[A block of data]
--

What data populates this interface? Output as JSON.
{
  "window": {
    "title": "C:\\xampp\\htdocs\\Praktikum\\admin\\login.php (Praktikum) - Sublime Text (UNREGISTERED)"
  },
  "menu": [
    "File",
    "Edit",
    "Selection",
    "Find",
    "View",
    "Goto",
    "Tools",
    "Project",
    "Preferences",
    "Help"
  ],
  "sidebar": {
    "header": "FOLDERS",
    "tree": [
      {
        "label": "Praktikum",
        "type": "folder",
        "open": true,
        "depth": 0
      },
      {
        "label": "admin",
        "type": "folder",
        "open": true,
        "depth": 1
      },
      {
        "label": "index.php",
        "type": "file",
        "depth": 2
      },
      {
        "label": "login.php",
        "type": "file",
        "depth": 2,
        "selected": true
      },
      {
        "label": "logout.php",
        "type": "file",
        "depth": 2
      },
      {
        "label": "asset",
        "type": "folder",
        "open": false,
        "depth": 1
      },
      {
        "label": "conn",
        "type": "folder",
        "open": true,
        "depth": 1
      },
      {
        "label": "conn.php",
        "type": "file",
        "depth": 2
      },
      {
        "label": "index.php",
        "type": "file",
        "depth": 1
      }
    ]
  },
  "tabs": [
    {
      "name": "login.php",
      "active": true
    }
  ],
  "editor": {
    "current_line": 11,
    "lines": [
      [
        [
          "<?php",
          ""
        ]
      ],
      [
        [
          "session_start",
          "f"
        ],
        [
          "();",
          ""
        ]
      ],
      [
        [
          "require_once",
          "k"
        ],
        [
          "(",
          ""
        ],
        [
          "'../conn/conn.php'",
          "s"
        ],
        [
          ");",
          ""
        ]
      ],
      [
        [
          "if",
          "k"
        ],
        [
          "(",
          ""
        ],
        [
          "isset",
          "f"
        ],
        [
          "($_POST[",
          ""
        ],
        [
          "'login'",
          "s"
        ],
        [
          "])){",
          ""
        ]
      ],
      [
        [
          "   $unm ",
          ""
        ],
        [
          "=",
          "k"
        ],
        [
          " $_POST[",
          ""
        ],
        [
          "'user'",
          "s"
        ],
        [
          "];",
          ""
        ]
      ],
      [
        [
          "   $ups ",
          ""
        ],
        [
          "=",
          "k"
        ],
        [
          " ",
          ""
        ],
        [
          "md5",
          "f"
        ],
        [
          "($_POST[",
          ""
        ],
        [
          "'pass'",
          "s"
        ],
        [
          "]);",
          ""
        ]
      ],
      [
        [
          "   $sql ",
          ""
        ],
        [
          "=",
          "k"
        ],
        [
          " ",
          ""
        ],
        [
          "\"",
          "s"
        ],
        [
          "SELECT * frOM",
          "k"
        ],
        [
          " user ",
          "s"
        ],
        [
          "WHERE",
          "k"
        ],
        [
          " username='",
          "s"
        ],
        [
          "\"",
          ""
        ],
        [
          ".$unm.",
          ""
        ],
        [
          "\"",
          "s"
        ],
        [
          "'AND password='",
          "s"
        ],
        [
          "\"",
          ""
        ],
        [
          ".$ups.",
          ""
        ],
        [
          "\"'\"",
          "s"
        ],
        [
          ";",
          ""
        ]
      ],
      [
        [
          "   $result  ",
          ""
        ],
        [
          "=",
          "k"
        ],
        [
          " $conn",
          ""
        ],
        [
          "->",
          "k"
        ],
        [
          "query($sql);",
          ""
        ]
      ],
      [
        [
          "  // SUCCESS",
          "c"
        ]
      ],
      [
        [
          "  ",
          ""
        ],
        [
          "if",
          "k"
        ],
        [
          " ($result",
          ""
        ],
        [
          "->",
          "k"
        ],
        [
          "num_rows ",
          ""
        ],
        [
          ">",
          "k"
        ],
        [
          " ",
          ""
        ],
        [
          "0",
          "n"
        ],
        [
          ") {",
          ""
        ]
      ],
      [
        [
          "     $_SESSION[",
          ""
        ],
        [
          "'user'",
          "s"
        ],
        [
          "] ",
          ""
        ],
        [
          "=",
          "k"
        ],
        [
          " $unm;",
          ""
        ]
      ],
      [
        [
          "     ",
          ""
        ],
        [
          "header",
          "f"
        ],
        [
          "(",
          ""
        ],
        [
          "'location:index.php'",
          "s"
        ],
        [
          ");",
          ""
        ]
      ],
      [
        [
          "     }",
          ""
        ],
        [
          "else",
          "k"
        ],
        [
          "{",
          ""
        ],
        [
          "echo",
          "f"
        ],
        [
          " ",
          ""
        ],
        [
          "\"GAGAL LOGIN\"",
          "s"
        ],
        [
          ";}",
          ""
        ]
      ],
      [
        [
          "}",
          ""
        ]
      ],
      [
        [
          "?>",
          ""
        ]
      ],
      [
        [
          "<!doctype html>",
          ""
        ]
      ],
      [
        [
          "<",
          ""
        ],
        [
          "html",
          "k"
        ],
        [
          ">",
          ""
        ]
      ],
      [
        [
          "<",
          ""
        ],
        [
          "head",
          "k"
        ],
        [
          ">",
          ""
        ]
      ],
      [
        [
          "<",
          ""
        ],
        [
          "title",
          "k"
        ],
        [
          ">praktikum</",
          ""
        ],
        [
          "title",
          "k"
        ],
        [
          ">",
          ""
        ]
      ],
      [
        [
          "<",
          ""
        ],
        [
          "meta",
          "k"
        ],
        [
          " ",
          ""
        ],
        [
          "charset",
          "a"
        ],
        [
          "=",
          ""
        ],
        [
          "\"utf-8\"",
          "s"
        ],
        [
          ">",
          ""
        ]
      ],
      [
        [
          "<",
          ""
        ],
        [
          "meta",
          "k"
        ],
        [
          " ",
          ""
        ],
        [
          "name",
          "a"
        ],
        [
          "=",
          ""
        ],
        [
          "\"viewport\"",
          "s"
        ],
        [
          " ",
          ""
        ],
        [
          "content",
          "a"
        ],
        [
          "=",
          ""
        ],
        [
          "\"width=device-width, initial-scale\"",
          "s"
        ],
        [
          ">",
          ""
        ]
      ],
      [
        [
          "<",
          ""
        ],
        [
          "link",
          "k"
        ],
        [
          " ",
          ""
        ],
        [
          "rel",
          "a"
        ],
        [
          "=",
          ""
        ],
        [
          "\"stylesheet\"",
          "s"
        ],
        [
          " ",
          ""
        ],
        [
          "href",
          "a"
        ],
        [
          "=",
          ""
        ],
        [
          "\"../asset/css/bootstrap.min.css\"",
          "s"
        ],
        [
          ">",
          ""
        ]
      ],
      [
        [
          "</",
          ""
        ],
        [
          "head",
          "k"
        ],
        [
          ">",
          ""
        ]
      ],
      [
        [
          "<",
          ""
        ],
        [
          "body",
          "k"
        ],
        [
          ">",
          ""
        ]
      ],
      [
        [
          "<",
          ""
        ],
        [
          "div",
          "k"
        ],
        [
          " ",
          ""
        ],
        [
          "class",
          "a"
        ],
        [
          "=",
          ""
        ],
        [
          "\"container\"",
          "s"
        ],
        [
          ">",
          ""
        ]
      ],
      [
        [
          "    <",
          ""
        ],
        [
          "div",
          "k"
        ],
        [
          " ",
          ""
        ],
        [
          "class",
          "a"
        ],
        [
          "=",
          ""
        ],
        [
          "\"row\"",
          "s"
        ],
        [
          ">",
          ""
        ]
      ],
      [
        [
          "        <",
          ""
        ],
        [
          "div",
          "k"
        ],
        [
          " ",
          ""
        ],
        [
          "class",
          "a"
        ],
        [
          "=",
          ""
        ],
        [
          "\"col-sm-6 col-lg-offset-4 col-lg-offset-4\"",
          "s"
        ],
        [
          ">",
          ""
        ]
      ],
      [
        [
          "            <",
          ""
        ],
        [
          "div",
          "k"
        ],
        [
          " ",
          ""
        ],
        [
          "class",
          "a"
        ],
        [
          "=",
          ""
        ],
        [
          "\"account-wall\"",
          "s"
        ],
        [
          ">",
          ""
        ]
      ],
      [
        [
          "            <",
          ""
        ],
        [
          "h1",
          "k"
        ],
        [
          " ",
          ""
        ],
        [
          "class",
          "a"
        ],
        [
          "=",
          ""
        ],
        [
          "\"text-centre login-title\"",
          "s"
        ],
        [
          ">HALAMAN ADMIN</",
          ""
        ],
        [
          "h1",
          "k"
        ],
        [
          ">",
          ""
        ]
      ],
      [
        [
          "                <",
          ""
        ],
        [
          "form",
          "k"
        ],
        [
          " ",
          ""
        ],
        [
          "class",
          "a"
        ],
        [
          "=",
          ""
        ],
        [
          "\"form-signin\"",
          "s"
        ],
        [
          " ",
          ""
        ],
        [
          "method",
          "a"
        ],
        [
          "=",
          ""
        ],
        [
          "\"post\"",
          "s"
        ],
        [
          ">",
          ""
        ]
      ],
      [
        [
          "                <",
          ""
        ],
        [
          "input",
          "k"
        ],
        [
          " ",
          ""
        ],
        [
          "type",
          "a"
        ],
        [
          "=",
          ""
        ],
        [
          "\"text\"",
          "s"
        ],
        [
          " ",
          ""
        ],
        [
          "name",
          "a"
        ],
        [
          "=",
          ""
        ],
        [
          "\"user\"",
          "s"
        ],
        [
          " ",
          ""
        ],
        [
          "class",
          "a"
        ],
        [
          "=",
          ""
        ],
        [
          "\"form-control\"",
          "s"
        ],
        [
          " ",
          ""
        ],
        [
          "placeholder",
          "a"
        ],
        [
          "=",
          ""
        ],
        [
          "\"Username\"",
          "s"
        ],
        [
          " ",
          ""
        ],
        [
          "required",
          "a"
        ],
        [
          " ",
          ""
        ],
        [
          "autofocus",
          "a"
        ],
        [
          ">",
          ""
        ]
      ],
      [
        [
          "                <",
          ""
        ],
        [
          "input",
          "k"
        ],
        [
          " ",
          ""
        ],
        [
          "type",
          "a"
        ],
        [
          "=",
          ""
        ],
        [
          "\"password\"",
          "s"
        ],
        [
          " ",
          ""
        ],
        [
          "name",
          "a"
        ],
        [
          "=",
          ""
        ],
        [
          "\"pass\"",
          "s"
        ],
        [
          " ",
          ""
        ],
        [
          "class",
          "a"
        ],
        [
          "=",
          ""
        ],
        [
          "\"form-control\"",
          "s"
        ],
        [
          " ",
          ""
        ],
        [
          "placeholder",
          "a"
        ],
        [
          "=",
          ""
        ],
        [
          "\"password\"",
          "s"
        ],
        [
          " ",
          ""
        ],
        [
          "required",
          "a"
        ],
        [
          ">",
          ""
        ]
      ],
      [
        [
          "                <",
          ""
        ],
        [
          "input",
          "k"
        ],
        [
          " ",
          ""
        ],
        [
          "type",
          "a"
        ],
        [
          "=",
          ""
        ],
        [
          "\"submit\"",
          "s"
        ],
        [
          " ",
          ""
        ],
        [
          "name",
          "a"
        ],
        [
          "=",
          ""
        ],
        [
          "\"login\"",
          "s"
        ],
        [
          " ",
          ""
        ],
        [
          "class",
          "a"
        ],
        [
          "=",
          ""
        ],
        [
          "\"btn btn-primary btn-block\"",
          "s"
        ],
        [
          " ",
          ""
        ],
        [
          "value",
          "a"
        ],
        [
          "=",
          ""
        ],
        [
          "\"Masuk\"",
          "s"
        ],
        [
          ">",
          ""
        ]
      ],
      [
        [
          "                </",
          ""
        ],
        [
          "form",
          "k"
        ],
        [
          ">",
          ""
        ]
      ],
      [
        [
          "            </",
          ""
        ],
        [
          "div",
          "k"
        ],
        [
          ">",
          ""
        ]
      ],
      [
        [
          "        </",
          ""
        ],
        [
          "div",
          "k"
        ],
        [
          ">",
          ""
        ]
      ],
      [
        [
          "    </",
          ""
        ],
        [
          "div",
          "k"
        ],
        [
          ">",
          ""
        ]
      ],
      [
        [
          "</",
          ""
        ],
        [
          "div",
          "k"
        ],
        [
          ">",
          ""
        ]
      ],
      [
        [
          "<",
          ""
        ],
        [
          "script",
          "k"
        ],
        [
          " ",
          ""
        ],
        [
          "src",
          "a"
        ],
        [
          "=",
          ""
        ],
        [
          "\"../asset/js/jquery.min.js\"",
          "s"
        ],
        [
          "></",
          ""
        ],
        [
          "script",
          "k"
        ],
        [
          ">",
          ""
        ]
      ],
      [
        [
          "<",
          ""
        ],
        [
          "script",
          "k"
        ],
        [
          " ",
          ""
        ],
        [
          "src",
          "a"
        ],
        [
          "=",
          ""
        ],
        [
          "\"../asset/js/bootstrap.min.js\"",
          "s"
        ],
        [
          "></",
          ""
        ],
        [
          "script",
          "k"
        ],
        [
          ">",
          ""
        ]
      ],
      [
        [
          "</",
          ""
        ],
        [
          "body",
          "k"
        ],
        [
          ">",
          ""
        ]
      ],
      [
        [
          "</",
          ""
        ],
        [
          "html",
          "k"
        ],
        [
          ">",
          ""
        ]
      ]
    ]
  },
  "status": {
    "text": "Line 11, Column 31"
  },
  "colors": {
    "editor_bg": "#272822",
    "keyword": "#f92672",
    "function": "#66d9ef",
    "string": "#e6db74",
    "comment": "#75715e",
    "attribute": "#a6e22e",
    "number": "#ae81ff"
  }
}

--

— Work to be completed —
Pull out and copy each line containing the string "label".

— Exercise output —
        "label": "Praktikum",
        "label": "admin",
        "label": "index.php",
        "label": "login.php",
        "label": "logout.php",
        "label": "asset",
        "label": "conn",
        "label": "conn.php",
        "label": "index.php",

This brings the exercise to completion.